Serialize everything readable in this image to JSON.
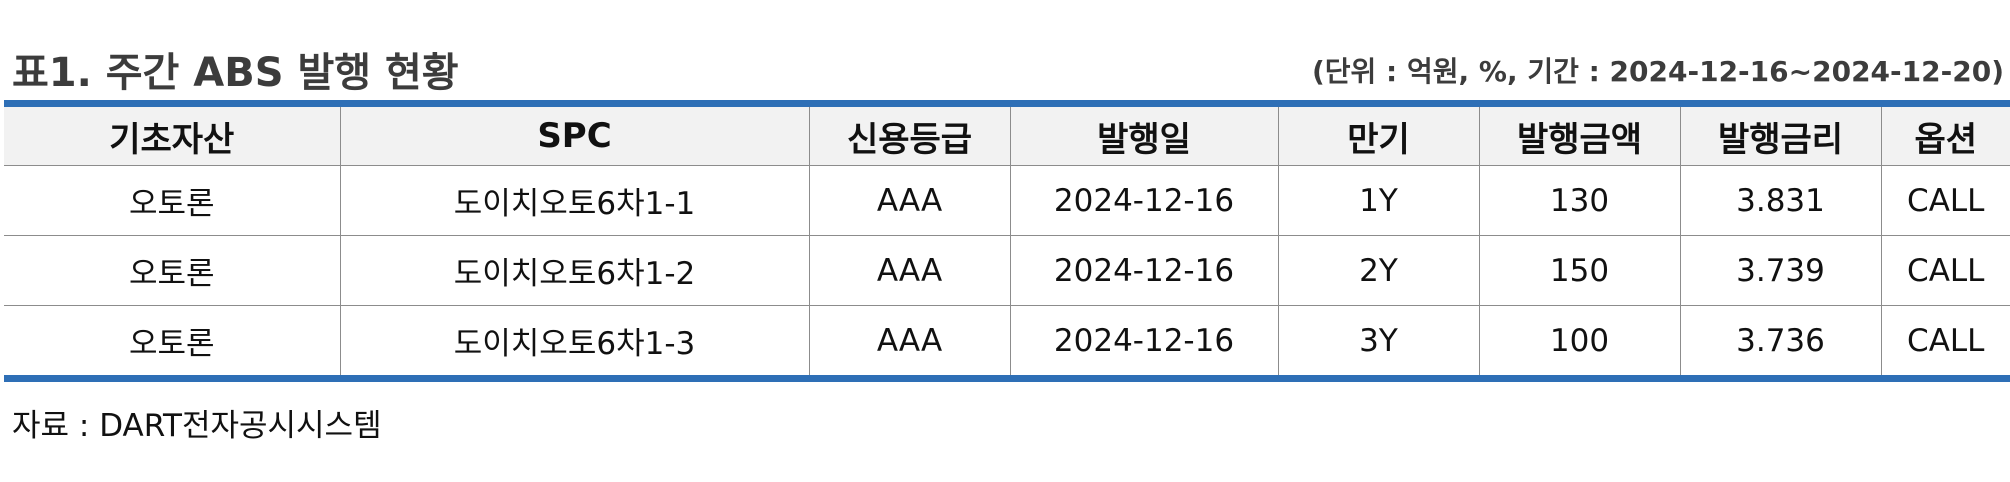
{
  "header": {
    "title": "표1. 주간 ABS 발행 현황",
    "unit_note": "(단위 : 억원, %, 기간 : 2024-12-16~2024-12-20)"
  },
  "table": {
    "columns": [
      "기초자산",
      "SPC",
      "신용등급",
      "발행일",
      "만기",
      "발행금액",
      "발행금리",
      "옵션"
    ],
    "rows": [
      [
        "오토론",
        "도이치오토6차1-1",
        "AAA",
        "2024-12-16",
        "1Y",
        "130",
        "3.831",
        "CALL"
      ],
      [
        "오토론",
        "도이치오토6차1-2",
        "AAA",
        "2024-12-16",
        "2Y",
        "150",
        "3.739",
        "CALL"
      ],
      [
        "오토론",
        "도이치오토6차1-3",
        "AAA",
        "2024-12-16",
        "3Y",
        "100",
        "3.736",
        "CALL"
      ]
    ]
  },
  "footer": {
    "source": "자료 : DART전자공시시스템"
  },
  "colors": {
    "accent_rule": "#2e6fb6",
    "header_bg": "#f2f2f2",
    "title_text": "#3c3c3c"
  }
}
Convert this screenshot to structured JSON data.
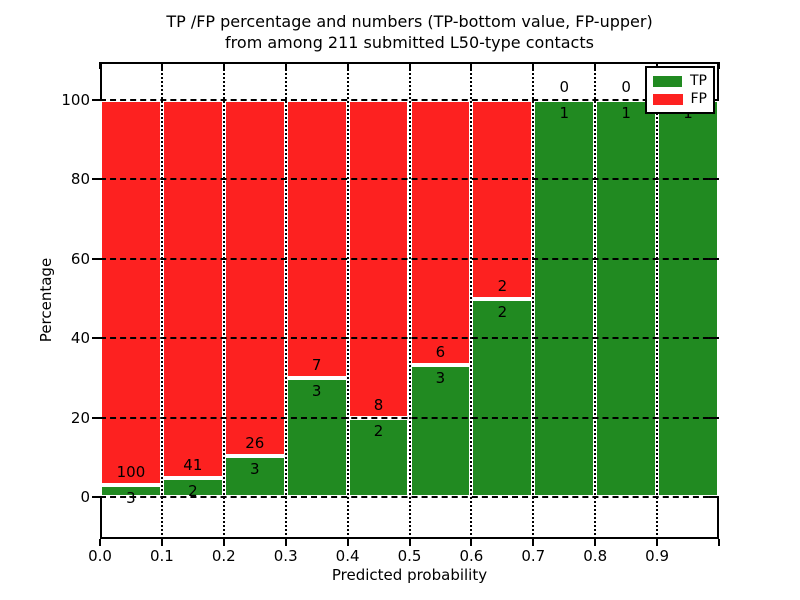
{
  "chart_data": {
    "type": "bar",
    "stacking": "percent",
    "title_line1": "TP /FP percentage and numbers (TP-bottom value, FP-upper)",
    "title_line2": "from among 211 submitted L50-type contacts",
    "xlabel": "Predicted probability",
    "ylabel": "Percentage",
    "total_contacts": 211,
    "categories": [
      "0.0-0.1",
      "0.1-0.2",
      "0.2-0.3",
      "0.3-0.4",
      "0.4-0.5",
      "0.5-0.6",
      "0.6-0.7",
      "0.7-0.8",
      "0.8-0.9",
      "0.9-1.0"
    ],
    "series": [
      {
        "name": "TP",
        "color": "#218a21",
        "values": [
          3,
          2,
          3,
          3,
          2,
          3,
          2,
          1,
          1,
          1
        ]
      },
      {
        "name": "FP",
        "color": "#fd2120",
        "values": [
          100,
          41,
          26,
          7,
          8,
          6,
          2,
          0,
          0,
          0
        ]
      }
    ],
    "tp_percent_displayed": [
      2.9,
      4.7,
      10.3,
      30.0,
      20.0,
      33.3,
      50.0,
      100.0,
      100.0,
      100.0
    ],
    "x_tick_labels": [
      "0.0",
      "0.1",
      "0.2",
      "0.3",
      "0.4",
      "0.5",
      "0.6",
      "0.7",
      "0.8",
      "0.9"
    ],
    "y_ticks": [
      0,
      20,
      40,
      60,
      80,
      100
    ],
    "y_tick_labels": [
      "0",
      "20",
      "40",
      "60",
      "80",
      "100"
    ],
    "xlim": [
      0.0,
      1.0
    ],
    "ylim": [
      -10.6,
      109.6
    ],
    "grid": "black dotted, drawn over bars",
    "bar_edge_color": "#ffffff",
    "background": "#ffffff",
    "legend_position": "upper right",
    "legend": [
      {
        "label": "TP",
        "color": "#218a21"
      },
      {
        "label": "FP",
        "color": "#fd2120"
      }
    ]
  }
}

★ ★ ★ ★ ★

> **TASK INSTRUCTIONS**
Extract the text of all the records above verbatim, excluding pictures.

> **CORRECT RESULT**
Serialize everything readable in this image to JSON.
{
  "header": {
    "title": "표1. 주간 ABS 발행 현황",
    "unit_note": "(단위 : 억원, %, 기간 : 2024-12-16~2024-12-20)"
  },
  "table": {
    "columns": [
      "기초자산",
      "SPC",
      "신용등급",
      "발행일",
      "만기",
      "발행금액",
      "발행금리",
      "옵션"
    ],
    "rows": [
      [
        "오토론",
        "도이치오토6차1-1",
        "AAA",
        "2024-12-16",
        "1Y",
        "130",
        "3.831",
        "CALL"
      ],
      [
        "오토론",
        "도이치오토6차1-2",
        "AAA",
        "2024-12-16",
        "2Y",
        "150",
        "3.739",
        "CALL"
      ],
      [
        "오토론",
        "도이치오토6차1-3",
        "AAA",
        "2024-12-16",
        "3Y",
        "100",
        "3.736",
        "CALL"
      ]
    ]
  },
  "footer": {
    "source": "자료 : DART전자공시시스템"
  },
  "colors": {
    "accent_rule": "#2e6fb6",
    "header_bg": "#f2f2f2",
    "title_text": "#3c3c3c"
  }
}
Convert this screenshot to structured JSON data.
{
  "chart_data": {
    "type": "bar",
    "stacking": "percent",
    "title_line1": "TP /FP percentage and numbers (TP-bottom value, FP-upper)",
    "title_line2": "from among 211 submitted L50-type contacts",
    "xlabel": "Predicted probability",
    "ylabel": "Percentage",
    "total_contacts": 211,
    "categories": [
      "0.0-0.1",
      "0.1-0.2",
      "0.2-0.3",
      "0.3-0.4",
      "0.4-0.5",
      "0.5-0.6",
      "0.6-0.7",
      "0.7-0.8",
      "0.8-0.9",
      "0.9-1.0"
    ],
    "series": [
      {
        "name": "TP",
        "color": "#218a21",
        "values": [
          3,
          2,
          3,
          3,
          2,
          3,
          2,
          1,
          1,
          1
        ]
      },
      {
        "name": "FP",
        "color": "#fd2120",
        "values": [
          100,
          41,
          26,
          7,
          8,
          6,
          2,
          0,
          0,
          0
        ]
      }
    ],
    "tp_percent_displayed": [
      2.9,
      4.7,
      10.3,
      30.0,
      20.0,
      33.3,
      50.0,
      100.0,
      100.0,
      100.0
    ],
    "x_tick_labels": [
      "0.0",
      "0.1",
      "0.2",
      "0.3",
      "0.4",
      "0.5",
      "0.6",
      "0.7",
      "0.8",
      "0.9"
    ],
    "y_ticks": [
      0,
      20,
      40,
      60,
      80,
      100
    ],
    "y_tick_labels": [
      "0",
      "20",
      "40",
      "60",
      "80",
      "100"
    ],
    "xlim": [
      0.0,
      1.0
    ],
    "ylim": [
      -10.6,
      109.6
    ],
    "grid": "black dotted, drawn over bars",
    "bar_edge_color": "#ffffff",
    "background": "#ffffff",
    "legend_position": "upper right",
    "legend": [
      {
        "label": "TP",
        "color": "#218a21"
      },
      {
        "label": "FP",
        "color": "#fd2120"
      }
    ]
  }
}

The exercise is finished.